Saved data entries
•••••
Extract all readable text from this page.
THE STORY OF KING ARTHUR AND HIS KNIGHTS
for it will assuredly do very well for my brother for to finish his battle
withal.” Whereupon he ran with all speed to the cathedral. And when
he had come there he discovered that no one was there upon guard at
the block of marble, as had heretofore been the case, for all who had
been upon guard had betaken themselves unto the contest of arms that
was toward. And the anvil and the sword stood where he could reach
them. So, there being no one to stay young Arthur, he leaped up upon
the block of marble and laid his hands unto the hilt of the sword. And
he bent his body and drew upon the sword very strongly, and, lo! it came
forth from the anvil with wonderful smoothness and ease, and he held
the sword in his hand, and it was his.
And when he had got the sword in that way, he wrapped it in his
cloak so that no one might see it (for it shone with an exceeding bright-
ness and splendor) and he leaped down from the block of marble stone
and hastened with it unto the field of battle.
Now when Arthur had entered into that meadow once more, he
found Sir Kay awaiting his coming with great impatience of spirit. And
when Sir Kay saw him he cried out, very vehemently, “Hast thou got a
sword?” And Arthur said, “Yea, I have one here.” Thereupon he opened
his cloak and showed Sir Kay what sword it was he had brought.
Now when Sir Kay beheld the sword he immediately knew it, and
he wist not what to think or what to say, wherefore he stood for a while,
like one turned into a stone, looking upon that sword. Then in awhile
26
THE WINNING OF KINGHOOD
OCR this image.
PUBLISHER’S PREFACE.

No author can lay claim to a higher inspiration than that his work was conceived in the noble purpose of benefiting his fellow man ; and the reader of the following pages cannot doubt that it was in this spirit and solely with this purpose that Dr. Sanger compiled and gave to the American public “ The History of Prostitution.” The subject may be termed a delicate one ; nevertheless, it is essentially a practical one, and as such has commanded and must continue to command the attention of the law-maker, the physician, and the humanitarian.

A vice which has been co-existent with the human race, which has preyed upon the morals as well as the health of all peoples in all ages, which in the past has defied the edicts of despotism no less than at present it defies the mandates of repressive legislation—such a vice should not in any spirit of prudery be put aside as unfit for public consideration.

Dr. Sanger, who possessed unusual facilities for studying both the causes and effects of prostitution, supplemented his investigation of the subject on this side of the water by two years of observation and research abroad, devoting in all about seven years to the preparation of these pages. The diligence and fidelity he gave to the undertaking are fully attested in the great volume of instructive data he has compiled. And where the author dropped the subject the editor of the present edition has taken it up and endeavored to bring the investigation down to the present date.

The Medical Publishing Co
•••••
_Instructions for the task:_
Would you copy out each line exactly as written?

_Output of the exercise:_
Extract all readable text from this page.
THE STORY OF KING ARTHUR AND HIS KNIGHTS
for it will assuredly do very well for my brother for to finish his battle
withal.” Whereupon he ran with all speed to the cathedral. And when
he had come there he discovered that no one was there upon guard at
the block of marble, as had heretofore been the case, for all who had
been upon guard had betaken themselves unto the contest of arms that
was toward. And the anvil and the sword stood where he could reach
them. So, there being no one to stay young Arthur, he leaped up upon
the block of marble and laid his hands unto the hilt of the sword. And
he bent his body and drew upon the sword very strongly, and, lo! it came
forth from the anvil with wonderful smoothness and ease, and he held
the sword in his hand, and it was his.
And when he had got the sword in that way, he wrapped it in his
cloak so that no one might see it (for it shone with an exceeding bright-
ness and splendor) and he leaped down from the block of marble stone
and hastened with it unto the field of battle.
Now when Arthur had entered into that meadow once more, he
found Sir Kay awaiting his coming with great impatience of spirit. And
when Sir Kay saw him he cried out, very vehemently, “Hast thou got a
sword?” And Arthur said, “Yea, I have one here.” Thereupon he opened
his cloak and showed Sir Kay what sword it was he had brought.
Now when Sir Kay beheld the sword he immediately knew it, and
he wist not what to think or what to say, wherefore he stood for a while,
like one turned into a stone, looking upon that sword. Then in awhile
26
THE WINNING OF KINGHOOD
OCR this image.
PUBLISHER’S PREFACE.

No author can lay claim to a higher inspiration than that his work was conceived in the noble purpose of benefiting his fellow man ; and the reader of the following pages cannot doubt that it was in this spirit and solely with this purpose that Dr. Sanger compiled and gave to the American public “ The History of Prostitution.” The subject may be termed a delicate one ; nevertheless, it is essentially a practical one, and as such has commanded and must continue to command the attention of the law-maker, the physician, and the humanitarian.

A vice which has been co-existent with the human race, which has preyed upon the morals as well as the health of all peoples in all ages, which in the past has defied the edicts of despotism no less than at present it defies the mandates of repressive legislation—such a vice should not in any spirit of prudery be put aside as unfit for public consideration.

Dr. Sanger, who possessed unusual facilities for studying both the causes and effects of prostitution, supplemented his investigation of the subject on this side of the water by two years of observation and research abroad, devoting in all about seven years to the preparation of these pages. The diligence and fidelity he gave to the undertaking are fully attested in the great volume of instructive data he has compiled. And where the author dropped the subject the editor of the present edition has taken it up and endeavored to bring the investigation down to the present date.

The Medical Publishing Co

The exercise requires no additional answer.